**PROBLEM TO SOLVE**.
Reproduce, word for word, the stretch of records from the line containing "For every button, label, input, icon, or" through the line containing "y-tick-label: 8.6 xyxy=(73,551,133,595)", with both of those lines included.

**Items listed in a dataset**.
* * * * * * * * *

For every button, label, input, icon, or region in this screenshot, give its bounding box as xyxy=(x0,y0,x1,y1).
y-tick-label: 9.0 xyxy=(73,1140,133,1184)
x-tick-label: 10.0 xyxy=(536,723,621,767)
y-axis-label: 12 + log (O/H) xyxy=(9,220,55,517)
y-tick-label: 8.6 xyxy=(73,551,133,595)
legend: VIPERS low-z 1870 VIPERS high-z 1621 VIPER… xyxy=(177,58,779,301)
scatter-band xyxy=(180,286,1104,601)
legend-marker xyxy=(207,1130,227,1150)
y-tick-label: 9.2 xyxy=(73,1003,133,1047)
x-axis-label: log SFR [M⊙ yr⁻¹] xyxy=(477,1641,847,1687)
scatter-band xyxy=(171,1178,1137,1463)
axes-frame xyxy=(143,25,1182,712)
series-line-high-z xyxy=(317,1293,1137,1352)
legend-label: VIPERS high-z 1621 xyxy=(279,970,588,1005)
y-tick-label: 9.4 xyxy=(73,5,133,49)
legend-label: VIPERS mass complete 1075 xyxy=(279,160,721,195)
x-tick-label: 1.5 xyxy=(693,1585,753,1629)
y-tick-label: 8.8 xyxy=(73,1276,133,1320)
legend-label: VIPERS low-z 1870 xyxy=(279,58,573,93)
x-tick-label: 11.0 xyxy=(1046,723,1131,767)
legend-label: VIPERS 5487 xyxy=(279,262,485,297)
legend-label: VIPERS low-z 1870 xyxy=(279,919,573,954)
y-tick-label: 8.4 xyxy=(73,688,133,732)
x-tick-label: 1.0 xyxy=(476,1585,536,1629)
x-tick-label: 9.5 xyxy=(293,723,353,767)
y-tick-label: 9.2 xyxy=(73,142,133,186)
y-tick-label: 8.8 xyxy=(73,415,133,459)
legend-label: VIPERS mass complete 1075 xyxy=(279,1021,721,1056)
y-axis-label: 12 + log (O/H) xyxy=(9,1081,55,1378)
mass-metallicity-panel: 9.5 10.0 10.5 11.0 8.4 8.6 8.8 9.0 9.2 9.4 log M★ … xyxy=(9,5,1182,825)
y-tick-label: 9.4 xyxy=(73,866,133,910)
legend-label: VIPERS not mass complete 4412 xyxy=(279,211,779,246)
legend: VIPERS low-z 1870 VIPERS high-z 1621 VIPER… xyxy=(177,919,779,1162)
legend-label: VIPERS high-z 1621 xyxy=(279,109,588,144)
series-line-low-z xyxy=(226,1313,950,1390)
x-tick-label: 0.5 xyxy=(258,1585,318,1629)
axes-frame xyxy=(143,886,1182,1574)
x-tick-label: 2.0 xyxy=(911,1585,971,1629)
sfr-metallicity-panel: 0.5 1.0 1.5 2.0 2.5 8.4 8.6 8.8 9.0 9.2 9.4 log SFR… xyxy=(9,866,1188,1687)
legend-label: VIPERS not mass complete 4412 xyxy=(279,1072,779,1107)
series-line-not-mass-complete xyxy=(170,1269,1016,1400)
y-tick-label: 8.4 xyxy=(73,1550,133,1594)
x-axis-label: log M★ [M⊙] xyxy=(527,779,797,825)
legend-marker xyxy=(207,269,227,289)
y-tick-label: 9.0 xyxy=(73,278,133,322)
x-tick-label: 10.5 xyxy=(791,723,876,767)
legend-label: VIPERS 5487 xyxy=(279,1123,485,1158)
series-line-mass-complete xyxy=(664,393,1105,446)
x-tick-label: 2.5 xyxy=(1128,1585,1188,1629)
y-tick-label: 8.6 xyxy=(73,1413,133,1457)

* * * * * * * * *

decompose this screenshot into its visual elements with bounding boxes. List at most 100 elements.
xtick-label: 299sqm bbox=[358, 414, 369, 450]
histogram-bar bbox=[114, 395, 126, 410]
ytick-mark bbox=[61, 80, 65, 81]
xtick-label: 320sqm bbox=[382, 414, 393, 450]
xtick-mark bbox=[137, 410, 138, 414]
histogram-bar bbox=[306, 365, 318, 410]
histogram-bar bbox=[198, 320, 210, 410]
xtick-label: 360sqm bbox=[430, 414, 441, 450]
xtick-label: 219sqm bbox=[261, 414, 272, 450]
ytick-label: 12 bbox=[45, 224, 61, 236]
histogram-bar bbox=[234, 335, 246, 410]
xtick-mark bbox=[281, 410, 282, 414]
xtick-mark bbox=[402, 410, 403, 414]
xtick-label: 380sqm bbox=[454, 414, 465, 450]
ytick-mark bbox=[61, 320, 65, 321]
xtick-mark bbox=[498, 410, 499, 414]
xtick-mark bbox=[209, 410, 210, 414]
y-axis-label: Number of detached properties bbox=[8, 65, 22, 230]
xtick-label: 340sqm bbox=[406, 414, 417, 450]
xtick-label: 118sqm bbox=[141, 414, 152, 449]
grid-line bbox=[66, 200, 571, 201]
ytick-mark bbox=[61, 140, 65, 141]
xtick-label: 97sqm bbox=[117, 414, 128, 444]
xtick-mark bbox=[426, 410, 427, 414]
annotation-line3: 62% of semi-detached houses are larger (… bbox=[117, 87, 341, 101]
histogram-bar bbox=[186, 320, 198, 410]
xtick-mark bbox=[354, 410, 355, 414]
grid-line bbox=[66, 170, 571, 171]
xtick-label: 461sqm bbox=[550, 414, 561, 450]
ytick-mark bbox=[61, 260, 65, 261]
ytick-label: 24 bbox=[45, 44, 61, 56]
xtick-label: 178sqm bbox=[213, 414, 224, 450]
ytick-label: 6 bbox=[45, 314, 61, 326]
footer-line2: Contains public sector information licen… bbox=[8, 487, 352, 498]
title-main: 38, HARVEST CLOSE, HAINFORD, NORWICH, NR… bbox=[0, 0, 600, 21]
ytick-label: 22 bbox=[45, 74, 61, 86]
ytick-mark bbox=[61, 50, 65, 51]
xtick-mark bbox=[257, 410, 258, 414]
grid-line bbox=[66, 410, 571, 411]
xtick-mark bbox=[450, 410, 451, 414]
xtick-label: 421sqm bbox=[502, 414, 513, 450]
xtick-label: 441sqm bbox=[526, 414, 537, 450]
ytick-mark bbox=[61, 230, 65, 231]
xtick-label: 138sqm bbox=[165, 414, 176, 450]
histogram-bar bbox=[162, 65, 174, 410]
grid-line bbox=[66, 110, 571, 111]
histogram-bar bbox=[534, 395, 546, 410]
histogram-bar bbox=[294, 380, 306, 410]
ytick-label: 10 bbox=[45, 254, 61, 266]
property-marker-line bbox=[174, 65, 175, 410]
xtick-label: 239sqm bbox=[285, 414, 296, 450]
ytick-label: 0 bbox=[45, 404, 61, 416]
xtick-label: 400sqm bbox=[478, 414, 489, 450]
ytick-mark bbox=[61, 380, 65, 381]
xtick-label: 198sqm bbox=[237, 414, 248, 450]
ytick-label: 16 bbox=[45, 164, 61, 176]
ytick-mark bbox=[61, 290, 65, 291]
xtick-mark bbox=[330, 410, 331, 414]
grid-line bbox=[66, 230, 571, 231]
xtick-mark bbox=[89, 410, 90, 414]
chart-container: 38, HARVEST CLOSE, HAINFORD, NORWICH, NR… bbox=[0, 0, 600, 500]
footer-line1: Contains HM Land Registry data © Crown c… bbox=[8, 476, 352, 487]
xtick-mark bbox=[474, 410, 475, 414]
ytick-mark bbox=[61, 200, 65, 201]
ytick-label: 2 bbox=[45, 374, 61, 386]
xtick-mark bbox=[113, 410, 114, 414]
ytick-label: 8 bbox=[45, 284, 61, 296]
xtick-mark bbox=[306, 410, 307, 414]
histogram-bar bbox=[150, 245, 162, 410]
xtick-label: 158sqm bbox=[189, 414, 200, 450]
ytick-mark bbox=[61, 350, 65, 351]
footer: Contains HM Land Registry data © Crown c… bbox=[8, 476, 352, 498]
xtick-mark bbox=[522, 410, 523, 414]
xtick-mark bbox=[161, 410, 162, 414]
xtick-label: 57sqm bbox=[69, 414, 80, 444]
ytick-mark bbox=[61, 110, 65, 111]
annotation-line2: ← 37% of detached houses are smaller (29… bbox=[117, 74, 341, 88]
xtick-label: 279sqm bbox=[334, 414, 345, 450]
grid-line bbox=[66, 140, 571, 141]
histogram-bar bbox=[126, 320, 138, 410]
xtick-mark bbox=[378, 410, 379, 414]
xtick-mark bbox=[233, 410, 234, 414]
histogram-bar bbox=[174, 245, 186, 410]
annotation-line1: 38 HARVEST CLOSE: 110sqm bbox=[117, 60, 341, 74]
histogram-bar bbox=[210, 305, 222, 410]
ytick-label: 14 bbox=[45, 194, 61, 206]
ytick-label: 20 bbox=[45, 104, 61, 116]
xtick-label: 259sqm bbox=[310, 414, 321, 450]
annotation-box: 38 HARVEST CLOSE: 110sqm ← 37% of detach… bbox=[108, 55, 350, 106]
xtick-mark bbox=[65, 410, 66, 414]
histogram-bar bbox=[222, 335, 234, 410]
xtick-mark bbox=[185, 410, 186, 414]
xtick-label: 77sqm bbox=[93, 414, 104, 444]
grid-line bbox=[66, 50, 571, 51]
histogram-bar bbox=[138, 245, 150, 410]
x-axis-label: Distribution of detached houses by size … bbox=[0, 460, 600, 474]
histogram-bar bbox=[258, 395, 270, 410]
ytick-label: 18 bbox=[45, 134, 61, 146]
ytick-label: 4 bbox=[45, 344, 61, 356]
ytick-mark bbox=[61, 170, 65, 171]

* * * * * * * * *

**ANSWER TO THIS PROBLEM**.
For every button, label, input, icon, or region in this screenshot, give its bounding box as xyxy=(x0,y0,x1,y1).
y-tick-label: 9.0 xyxy=(73,1140,133,1184)
x-tick-label: 10.0 xyxy=(536,723,621,767)
y-axis-label: 12 + log (O/H) xyxy=(9,220,55,517)
y-tick-label: 8.6 xyxy=(73,551,133,595)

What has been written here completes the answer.